Aim of the task
How many of the lines below hold the word "Calhoun"? Answer only with the number.

— Begin Task input —

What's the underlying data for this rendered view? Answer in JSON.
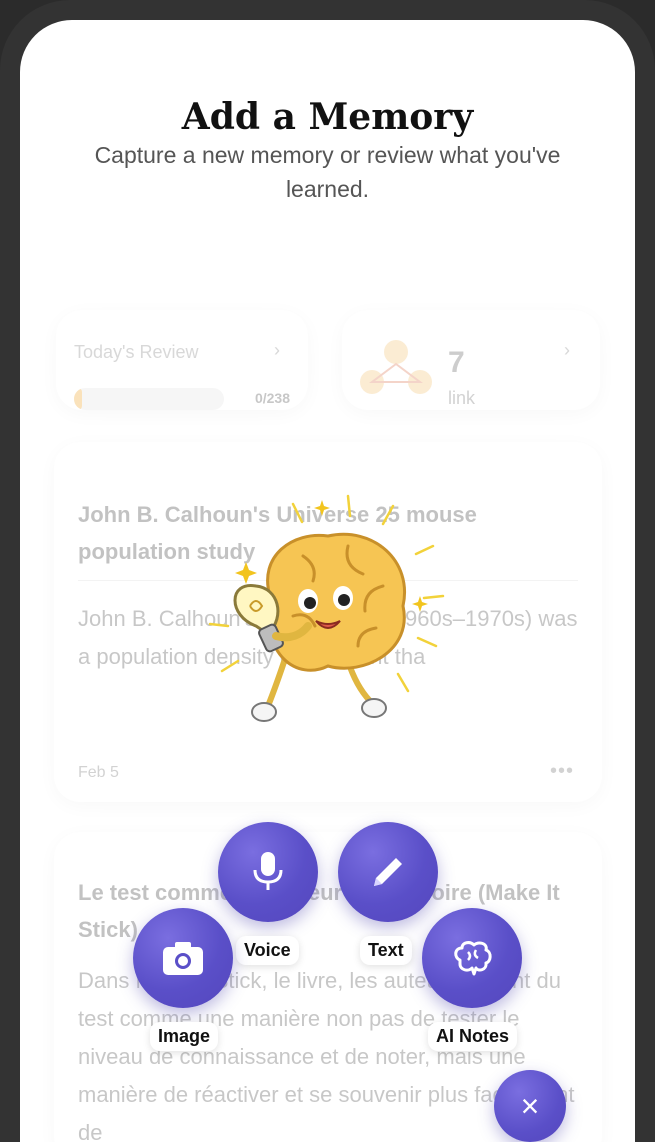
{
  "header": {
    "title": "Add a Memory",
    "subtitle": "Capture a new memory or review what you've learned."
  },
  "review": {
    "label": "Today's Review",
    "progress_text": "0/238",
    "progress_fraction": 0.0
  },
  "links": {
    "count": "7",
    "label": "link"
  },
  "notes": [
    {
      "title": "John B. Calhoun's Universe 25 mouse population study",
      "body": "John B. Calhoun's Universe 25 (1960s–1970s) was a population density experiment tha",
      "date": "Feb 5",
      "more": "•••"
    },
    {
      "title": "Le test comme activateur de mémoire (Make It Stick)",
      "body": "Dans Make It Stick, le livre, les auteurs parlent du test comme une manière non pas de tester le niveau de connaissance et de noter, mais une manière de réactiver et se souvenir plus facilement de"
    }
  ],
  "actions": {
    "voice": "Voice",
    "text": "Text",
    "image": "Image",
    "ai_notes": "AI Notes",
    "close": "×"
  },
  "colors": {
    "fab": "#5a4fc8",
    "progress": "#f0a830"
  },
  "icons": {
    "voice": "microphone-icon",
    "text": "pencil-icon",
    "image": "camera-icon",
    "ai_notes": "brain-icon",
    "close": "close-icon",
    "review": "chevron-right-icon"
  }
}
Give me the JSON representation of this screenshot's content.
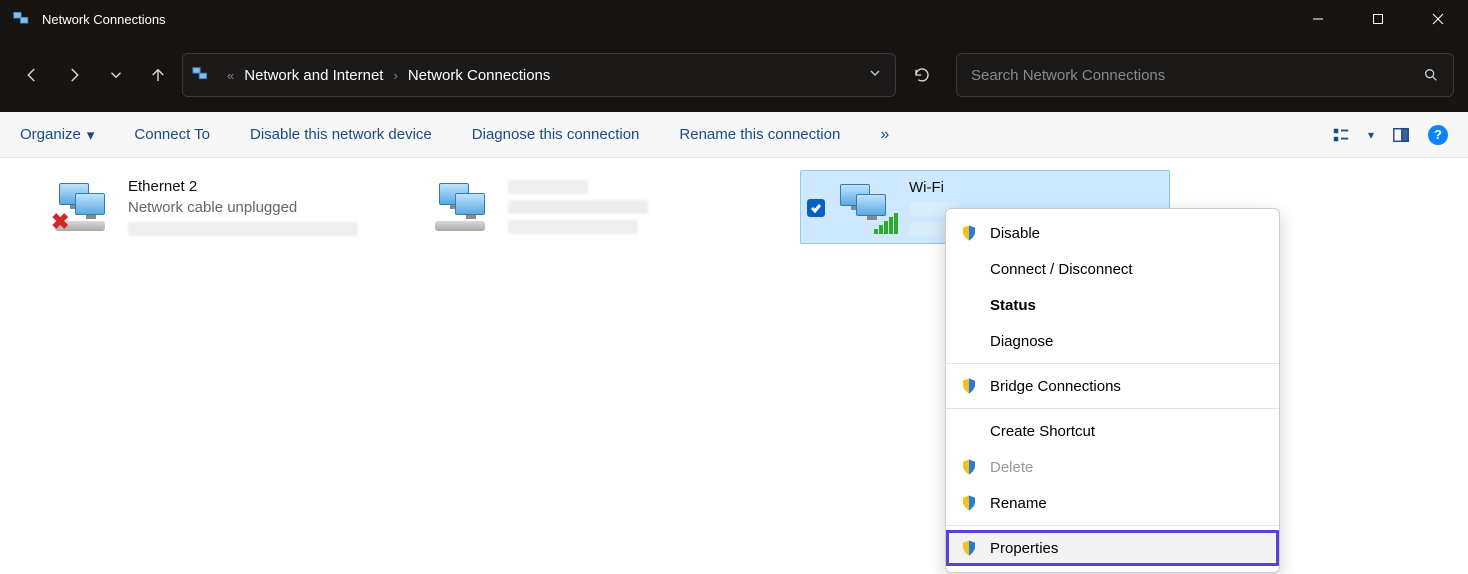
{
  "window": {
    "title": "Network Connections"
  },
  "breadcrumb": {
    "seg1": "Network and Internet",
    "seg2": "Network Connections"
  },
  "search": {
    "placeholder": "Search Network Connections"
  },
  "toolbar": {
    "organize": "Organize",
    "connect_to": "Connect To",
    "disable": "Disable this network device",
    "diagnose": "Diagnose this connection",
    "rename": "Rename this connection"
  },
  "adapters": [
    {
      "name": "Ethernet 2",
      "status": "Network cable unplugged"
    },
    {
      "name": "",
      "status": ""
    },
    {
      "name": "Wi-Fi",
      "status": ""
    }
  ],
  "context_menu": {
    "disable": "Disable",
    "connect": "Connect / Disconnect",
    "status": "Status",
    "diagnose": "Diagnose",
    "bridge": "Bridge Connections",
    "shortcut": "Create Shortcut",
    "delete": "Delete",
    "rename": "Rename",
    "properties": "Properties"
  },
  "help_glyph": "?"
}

— End Task input —

The solution
2